─── Exercise inputs

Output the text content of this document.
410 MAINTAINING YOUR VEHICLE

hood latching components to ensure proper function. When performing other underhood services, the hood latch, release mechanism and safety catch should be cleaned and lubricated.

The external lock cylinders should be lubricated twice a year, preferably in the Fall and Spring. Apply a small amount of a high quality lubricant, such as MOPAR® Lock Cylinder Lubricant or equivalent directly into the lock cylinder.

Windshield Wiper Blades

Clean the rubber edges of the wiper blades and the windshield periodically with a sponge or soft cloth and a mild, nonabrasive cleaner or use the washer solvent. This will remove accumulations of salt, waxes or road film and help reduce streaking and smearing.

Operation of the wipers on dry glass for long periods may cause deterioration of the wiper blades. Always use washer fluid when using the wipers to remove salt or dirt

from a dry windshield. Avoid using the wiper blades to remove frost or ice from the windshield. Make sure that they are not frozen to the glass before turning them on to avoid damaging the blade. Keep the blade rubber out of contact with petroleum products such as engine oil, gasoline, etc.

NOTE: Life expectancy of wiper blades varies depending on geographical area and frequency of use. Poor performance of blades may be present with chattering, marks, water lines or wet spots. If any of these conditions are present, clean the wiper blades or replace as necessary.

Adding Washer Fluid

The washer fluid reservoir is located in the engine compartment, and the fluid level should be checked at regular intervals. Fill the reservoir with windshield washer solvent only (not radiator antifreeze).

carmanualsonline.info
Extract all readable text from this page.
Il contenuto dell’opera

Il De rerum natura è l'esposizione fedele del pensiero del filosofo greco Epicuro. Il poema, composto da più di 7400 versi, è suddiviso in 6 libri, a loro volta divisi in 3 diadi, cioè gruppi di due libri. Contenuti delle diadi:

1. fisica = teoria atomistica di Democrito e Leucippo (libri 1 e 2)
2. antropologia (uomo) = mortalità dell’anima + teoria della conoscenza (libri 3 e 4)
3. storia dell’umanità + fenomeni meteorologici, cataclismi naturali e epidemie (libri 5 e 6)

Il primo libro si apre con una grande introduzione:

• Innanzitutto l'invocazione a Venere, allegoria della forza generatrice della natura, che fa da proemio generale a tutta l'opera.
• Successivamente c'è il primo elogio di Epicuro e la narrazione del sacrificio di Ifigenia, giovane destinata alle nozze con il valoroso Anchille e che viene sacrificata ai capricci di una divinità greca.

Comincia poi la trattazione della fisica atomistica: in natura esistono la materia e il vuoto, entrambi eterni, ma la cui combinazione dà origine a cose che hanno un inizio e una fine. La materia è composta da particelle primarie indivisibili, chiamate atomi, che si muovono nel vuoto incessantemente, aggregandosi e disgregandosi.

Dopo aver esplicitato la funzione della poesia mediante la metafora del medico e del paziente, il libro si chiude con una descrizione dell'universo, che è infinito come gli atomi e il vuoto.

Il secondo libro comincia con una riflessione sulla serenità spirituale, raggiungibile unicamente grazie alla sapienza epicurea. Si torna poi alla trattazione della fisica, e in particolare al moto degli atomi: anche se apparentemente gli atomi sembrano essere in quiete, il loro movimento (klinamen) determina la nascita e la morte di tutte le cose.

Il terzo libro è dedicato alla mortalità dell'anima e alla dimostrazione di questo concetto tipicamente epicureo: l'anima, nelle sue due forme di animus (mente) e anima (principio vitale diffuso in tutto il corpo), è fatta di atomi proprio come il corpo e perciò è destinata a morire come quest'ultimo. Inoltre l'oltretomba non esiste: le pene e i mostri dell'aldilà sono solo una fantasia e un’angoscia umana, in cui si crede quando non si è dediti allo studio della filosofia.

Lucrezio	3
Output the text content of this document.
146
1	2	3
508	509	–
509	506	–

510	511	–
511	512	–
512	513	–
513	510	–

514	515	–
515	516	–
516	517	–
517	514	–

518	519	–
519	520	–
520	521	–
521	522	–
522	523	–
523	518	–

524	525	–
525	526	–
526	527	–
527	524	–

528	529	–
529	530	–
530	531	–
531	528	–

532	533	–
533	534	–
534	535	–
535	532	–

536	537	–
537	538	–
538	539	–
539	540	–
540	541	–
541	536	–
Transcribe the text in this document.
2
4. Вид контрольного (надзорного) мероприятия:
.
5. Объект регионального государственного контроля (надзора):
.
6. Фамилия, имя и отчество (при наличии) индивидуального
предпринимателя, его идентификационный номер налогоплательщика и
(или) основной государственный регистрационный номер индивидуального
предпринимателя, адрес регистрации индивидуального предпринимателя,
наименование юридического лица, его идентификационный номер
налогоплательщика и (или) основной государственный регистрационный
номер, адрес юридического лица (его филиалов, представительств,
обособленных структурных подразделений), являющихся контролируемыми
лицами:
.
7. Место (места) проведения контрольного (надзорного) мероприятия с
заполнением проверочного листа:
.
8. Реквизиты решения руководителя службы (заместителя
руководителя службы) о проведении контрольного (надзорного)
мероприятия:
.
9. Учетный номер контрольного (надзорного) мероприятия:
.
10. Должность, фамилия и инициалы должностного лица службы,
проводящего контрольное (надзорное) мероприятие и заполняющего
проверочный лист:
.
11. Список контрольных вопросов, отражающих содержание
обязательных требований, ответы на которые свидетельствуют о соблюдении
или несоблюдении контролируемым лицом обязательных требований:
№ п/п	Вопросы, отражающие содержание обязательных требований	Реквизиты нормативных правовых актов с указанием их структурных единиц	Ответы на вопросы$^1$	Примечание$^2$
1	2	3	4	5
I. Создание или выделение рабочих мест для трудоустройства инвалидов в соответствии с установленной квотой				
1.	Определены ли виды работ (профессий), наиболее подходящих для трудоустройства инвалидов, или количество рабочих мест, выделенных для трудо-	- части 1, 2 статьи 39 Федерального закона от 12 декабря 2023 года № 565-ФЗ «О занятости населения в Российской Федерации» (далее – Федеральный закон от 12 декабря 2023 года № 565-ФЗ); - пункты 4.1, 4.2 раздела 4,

──────

▸ Written request
Count every line of the material above that holds the string "регистрационный", then state only the total.

▸ The solution
2